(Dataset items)
** BEGIN **
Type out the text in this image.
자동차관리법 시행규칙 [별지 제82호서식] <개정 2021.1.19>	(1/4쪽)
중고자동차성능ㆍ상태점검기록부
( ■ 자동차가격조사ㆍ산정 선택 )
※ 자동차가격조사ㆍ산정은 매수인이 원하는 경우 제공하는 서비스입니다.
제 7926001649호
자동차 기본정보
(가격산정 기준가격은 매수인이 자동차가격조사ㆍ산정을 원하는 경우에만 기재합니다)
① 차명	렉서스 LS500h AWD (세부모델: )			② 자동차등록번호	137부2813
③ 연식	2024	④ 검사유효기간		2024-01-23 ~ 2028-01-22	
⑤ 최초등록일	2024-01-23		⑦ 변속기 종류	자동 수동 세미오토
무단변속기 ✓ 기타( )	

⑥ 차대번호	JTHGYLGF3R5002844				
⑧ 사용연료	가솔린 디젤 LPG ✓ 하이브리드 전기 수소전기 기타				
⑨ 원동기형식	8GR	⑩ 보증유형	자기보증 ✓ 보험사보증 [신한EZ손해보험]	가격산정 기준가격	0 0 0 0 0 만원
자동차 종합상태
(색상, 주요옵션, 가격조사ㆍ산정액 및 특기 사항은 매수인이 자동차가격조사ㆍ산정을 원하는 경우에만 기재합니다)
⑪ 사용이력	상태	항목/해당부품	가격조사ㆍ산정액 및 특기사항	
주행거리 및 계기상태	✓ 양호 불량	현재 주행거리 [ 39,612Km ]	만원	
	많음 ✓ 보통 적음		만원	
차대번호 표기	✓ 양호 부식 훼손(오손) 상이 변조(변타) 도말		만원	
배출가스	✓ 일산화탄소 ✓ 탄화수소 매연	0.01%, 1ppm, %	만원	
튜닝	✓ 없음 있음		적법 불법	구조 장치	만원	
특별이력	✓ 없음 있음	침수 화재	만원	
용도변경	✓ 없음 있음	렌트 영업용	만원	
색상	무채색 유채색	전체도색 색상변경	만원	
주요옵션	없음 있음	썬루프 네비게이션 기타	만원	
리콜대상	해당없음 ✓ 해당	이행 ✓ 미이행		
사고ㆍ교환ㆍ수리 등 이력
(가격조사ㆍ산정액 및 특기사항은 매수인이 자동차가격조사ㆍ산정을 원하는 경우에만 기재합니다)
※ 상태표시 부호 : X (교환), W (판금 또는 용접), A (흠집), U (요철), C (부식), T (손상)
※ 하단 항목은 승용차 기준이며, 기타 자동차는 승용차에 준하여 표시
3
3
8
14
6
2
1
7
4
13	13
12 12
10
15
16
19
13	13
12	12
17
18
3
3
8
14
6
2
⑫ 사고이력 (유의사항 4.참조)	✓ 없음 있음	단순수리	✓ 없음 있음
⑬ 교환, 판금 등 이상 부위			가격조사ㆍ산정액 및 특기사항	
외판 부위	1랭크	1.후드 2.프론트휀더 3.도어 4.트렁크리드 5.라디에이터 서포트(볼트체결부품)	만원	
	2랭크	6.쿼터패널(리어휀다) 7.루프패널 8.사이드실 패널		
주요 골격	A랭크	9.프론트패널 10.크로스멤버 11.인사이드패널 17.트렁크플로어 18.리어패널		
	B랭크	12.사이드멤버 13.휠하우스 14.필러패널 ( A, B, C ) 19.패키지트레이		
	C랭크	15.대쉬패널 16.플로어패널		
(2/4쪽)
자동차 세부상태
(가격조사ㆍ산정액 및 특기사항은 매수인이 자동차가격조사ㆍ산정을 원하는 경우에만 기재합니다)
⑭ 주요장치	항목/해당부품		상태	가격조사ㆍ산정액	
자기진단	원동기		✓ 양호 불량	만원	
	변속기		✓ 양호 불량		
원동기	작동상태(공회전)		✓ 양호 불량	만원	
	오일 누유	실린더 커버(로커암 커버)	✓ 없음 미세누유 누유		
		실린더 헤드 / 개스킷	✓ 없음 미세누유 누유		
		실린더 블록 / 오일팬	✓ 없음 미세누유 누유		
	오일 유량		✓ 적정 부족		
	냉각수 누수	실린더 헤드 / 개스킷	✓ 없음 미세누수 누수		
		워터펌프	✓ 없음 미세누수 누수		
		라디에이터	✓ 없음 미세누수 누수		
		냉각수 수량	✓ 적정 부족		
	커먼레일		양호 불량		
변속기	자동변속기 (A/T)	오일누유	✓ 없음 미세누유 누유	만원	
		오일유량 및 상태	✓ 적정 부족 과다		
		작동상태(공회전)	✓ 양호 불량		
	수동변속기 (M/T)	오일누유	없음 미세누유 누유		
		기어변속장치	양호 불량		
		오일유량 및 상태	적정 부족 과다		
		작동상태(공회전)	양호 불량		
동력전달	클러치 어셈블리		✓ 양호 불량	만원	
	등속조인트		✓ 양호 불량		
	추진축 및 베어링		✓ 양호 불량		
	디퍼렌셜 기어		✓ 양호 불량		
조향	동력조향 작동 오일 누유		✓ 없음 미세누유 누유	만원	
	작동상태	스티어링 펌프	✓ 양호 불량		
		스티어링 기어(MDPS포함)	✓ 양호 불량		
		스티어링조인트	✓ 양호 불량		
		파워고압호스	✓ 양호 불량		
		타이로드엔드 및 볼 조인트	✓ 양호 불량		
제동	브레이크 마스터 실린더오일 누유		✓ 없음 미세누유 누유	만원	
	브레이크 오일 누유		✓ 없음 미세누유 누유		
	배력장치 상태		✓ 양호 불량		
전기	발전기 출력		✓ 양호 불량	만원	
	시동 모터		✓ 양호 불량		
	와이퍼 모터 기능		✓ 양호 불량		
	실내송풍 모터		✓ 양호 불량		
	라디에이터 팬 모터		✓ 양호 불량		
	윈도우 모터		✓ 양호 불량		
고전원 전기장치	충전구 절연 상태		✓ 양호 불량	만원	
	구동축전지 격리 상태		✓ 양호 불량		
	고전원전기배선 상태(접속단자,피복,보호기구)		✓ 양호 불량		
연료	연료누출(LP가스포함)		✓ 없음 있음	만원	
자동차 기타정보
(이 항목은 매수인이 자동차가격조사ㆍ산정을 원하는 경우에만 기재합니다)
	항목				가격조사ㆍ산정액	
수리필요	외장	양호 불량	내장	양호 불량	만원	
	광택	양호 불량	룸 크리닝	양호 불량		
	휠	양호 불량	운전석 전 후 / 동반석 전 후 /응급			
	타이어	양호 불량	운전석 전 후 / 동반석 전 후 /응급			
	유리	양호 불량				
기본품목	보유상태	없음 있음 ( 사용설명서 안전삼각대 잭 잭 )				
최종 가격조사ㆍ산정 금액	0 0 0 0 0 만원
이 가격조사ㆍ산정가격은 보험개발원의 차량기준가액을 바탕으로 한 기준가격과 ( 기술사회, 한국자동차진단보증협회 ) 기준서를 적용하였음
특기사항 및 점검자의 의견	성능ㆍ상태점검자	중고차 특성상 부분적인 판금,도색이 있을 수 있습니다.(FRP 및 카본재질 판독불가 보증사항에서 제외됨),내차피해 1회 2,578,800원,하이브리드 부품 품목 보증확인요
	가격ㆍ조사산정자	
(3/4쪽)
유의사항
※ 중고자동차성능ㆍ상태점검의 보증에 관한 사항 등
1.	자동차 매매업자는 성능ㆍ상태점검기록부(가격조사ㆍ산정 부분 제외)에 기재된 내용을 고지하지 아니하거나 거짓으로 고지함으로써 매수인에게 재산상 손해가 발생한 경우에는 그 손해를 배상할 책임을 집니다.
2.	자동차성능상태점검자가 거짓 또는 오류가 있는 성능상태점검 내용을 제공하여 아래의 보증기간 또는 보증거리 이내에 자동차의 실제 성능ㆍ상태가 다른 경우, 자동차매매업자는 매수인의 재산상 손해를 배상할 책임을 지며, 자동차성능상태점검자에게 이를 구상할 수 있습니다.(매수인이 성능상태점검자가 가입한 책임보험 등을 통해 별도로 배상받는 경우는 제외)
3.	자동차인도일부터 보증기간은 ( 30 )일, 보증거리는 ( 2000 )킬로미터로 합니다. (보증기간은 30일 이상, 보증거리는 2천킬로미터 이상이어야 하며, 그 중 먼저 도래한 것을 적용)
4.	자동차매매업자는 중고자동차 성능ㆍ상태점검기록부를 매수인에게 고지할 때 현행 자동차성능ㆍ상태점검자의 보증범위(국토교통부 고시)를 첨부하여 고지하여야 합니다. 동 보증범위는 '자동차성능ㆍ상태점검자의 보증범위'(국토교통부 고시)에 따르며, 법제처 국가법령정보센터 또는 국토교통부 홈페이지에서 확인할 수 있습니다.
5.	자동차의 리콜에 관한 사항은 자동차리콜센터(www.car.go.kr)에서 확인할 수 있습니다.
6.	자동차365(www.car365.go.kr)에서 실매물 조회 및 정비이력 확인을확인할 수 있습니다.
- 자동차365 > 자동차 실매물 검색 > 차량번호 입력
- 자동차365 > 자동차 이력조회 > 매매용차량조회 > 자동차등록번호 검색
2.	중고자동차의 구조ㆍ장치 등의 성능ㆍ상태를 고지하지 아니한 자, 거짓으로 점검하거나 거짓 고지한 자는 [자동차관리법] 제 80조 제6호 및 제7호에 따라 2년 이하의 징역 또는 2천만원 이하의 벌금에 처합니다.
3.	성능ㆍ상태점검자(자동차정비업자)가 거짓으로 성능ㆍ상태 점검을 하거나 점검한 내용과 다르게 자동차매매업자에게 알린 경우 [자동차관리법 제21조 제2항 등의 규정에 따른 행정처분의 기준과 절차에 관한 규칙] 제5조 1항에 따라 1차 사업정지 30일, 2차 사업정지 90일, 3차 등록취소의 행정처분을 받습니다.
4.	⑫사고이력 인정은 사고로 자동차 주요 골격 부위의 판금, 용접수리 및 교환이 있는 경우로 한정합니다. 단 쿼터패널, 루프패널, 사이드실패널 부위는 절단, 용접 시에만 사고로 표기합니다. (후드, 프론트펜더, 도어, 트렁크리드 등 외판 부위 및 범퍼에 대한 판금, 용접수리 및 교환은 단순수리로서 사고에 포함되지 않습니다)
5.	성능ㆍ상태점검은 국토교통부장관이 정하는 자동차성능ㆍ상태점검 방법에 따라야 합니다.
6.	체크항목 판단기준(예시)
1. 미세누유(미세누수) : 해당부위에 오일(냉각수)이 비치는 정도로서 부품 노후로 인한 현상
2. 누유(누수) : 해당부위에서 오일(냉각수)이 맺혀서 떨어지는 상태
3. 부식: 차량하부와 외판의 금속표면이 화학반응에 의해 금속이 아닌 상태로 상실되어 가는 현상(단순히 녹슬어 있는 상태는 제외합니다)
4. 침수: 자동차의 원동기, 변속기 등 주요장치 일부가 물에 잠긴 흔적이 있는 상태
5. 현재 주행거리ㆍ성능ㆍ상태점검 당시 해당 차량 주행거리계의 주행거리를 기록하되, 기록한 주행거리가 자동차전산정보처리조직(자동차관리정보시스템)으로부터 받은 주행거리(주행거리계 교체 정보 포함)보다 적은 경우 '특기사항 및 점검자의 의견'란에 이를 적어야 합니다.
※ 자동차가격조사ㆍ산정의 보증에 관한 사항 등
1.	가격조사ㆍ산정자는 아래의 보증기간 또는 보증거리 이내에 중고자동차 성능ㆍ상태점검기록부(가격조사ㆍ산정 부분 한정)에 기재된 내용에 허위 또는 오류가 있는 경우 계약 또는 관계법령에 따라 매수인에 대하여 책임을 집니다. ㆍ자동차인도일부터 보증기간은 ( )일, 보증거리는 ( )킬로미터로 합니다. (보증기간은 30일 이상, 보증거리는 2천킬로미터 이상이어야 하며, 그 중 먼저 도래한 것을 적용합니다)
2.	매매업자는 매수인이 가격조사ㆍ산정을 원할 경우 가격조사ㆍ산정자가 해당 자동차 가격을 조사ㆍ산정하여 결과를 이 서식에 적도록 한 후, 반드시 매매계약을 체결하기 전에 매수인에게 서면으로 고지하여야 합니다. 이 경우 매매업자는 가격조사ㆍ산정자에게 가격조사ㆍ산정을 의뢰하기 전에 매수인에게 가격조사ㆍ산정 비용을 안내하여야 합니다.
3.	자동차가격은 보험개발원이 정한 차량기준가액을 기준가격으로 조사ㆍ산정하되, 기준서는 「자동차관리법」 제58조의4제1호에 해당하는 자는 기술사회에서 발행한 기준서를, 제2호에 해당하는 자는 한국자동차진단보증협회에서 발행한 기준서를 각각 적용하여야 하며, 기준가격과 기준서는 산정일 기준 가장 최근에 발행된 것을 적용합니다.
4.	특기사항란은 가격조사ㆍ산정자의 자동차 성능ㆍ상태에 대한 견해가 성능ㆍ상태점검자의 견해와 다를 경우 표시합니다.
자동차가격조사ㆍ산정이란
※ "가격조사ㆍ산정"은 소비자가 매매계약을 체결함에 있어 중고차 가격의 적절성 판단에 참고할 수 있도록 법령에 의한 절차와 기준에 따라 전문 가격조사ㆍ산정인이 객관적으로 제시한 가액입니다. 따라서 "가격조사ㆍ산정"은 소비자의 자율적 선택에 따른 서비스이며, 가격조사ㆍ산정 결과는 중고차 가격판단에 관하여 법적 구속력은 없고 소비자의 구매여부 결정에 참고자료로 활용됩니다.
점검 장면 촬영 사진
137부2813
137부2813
** END **
Pick out and copy the lines of the entries that hold the string "루프패널".

# [Exercise solution]
	2랭크	6.쿼터패널(리어휀다) 7.루프패널 8.사이드실 패널		
4.	⑫사고이력 인정은 사고로 자동차 주요 골격 부위의 판금, 용접수리 및 교환이 있는 경우로 한정합니다. 단 쿼터패널, 루프패널, 사이드실패널 부위는 절단, 용접 시에만 사고로 표기합니다. (후드, 프론트펜더, 도어, 트렁크리드 등 외판 부위 및 범퍼에 대한 판금, 용접수리 및 교환은 단순수리로서 사고에 포함되지 않습니다)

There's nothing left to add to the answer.